REQUIREMENTS:
Rewrite the data from its first line through the line that contains "437, 800, 447]", substituting "scroll-up-button" for every occurrence of "scroll-up-icon" and leaving all else unchanged. Provide only those lines.
** Begin **
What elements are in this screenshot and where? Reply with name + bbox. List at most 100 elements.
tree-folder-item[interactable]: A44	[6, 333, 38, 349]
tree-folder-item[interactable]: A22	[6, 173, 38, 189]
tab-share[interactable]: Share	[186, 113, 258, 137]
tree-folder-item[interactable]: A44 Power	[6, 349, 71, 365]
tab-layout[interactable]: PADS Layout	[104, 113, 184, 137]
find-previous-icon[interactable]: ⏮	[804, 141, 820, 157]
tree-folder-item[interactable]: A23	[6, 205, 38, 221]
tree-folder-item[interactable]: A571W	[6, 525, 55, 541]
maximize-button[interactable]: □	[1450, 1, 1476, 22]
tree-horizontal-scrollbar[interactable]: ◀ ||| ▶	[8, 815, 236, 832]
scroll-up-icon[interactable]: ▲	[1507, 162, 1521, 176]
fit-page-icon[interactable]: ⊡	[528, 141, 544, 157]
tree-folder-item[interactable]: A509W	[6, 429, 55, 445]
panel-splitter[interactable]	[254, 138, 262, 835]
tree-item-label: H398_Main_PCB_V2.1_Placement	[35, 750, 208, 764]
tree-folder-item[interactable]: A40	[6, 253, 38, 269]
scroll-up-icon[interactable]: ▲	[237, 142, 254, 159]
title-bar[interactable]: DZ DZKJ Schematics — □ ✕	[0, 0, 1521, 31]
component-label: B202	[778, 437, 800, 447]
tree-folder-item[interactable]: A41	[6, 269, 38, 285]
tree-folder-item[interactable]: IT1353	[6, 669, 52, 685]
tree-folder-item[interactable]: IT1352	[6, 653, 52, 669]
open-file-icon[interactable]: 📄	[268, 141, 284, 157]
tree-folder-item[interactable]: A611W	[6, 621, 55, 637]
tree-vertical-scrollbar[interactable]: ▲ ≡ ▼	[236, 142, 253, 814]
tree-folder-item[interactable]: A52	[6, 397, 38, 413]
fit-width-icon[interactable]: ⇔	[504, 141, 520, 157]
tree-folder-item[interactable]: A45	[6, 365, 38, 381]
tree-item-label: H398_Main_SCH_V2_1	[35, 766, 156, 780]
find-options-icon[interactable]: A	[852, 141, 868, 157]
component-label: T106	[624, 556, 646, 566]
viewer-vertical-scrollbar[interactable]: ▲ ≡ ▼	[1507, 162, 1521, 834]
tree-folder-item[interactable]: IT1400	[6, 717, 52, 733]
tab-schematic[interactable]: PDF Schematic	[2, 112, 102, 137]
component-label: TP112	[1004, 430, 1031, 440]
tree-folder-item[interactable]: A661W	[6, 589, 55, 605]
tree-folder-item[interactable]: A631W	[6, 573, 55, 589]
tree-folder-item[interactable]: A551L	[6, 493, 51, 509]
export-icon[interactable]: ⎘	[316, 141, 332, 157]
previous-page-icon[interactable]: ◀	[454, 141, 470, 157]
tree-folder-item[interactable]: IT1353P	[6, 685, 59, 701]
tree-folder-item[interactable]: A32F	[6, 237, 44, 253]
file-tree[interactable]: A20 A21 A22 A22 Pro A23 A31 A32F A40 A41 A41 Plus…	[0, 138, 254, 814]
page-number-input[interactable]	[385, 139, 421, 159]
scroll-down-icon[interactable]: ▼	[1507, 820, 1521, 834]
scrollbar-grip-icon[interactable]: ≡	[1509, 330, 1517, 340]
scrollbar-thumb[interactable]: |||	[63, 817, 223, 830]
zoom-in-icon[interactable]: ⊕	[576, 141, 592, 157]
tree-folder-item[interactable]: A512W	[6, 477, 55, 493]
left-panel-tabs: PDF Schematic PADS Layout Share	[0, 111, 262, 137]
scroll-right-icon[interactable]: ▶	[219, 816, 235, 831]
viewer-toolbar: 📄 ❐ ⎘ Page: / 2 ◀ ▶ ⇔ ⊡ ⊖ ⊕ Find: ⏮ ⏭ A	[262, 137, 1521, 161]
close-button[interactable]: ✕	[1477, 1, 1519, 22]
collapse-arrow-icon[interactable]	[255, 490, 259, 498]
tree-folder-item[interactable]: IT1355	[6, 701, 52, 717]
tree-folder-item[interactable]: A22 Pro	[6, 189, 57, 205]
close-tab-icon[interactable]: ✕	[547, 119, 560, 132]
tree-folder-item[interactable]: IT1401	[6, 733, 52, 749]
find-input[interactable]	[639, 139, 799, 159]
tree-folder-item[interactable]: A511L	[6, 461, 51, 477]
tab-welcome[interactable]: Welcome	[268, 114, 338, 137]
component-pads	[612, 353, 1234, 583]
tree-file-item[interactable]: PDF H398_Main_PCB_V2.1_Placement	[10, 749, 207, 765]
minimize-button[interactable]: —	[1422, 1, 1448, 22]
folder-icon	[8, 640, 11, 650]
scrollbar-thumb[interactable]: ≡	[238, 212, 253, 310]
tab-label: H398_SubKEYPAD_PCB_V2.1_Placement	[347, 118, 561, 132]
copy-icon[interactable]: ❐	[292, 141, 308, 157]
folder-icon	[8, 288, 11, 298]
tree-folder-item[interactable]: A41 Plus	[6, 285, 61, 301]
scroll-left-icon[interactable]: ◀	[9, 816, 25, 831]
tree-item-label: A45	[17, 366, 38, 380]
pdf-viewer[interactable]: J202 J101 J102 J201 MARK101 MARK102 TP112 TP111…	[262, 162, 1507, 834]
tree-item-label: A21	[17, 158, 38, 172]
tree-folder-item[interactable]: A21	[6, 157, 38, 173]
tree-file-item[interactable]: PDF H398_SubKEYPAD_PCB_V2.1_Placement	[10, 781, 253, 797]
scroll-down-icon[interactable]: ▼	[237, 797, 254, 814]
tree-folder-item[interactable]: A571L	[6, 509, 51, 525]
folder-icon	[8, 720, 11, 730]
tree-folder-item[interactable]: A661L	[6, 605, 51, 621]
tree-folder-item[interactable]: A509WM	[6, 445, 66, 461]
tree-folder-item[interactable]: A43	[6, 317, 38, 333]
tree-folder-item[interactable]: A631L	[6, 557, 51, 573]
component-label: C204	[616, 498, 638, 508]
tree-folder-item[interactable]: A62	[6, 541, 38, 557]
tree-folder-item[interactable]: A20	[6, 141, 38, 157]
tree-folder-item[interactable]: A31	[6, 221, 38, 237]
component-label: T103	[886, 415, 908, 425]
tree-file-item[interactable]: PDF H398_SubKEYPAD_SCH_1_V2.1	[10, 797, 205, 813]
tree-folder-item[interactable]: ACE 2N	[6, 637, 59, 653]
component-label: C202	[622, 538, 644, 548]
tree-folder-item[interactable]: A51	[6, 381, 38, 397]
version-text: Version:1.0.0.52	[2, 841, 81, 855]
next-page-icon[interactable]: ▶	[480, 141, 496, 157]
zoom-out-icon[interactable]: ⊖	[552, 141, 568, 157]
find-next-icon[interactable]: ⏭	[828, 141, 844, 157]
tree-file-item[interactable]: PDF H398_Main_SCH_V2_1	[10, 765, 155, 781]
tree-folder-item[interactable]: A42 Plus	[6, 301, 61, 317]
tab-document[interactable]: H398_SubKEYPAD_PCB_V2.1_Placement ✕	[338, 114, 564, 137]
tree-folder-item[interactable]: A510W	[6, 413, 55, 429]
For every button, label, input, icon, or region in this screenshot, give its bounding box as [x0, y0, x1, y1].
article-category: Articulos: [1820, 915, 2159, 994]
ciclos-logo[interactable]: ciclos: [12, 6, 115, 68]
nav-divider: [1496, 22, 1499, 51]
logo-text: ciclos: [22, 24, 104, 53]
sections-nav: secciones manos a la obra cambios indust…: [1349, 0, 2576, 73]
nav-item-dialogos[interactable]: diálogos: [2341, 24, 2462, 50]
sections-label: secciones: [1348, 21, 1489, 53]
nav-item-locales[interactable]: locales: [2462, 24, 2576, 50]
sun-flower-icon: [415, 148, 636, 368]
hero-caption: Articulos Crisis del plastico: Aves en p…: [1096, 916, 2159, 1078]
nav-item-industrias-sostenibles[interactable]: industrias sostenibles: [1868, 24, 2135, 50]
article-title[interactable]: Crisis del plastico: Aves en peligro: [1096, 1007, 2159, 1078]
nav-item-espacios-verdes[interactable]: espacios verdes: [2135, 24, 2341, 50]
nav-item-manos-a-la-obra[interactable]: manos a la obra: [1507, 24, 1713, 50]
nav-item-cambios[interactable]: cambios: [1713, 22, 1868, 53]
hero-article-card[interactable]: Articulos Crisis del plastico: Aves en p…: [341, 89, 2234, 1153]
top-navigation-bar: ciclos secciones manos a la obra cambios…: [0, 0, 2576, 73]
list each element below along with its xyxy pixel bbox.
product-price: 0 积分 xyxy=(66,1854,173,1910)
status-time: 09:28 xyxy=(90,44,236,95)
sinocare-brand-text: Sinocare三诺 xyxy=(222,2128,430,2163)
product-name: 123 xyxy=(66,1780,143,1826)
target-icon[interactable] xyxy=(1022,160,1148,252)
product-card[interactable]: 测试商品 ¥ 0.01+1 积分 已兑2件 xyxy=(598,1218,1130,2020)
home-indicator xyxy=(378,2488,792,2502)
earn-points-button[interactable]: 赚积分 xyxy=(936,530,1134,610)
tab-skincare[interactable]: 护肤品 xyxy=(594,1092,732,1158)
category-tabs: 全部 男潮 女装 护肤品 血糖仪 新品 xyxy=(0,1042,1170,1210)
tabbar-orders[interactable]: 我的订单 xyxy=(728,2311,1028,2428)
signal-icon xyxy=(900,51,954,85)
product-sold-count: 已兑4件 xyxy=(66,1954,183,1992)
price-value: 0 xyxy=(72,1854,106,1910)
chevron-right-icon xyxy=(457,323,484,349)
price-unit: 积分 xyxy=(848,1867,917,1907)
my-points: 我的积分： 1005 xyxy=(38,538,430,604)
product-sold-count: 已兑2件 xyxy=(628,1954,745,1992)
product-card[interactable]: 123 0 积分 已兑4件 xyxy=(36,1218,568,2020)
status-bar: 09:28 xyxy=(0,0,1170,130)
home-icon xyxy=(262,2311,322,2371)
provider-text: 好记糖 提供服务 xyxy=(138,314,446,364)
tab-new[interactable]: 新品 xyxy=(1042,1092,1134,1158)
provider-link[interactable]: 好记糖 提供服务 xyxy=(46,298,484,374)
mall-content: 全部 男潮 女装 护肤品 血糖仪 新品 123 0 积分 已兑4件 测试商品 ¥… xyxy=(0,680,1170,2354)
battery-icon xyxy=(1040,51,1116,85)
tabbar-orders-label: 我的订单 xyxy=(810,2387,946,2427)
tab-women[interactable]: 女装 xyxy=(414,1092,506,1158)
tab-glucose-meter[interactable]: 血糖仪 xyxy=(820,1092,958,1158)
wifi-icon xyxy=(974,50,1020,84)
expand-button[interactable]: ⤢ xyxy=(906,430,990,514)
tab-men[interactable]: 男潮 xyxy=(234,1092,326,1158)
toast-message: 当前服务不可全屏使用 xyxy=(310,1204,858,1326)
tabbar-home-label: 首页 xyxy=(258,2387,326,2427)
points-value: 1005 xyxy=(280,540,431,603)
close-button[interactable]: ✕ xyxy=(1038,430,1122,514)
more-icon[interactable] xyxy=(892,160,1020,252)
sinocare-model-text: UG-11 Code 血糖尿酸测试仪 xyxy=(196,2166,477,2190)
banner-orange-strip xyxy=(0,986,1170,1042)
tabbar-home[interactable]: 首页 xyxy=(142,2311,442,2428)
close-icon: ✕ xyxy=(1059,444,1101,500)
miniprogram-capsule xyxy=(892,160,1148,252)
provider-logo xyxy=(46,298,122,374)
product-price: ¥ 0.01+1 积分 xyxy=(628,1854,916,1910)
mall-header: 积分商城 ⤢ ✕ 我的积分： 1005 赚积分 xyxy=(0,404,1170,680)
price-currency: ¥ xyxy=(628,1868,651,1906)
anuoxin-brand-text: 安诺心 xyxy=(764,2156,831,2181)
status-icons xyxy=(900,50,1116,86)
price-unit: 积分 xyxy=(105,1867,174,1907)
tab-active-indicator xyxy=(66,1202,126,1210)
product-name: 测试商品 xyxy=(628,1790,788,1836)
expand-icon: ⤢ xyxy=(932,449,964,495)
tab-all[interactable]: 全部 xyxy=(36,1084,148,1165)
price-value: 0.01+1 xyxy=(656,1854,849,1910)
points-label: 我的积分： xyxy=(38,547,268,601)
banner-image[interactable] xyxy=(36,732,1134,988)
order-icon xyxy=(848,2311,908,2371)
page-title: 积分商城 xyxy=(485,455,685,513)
** End **
COMPLETE ANSWER:
What elements are in this screenshot and where? Reply with name + bbox. List at most 100 elements.
tree-folder-item[interactable]: A44	[6, 333, 38, 349]
tree-folder-item[interactable]: A22	[6, 173, 38, 189]
tab-share[interactable]: Share	[186, 113, 258, 137]
tree-folder-item[interactable]: A44 Power	[6, 349, 71, 365]
tab-layout[interactable]: PADS Layout	[104, 113, 184, 137]
find-previous-icon[interactable]: ⏮	[804, 141, 820, 157]
tree-folder-item[interactable]: A23	[6, 205, 38, 221]
tree-folder-item[interactable]: A571W	[6, 525, 55, 541]
maximize-button[interactable]: □	[1450, 1, 1476, 22]
tree-horizontal-scrollbar[interactable]: ◀ ||| ▶	[8, 815, 236, 832]
scroll-up-button[interactable]: ▲	[1507, 162, 1521, 176]
fit-page-icon[interactable]: ⊡	[528, 141, 544, 157]
tree-folder-item[interactable]: A509W	[6, 429, 55, 445]
panel-splitter[interactable]	[254, 138, 262, 835]
tree-item-label: H398_Main_PCB_V2.1_Placement	[35, 750, 208, 764]
tree-folder-item[interactable]: A40	[6, 253, 38, 269]
scroll-up-button[interactable]: ▲	[237, 142, 254, 159]
title-bar[interactable]: DZ DZKJ Schematics — □ ✕	[0, 0, 1521, 31]
component-label: B202	[778, 437, 800, 447]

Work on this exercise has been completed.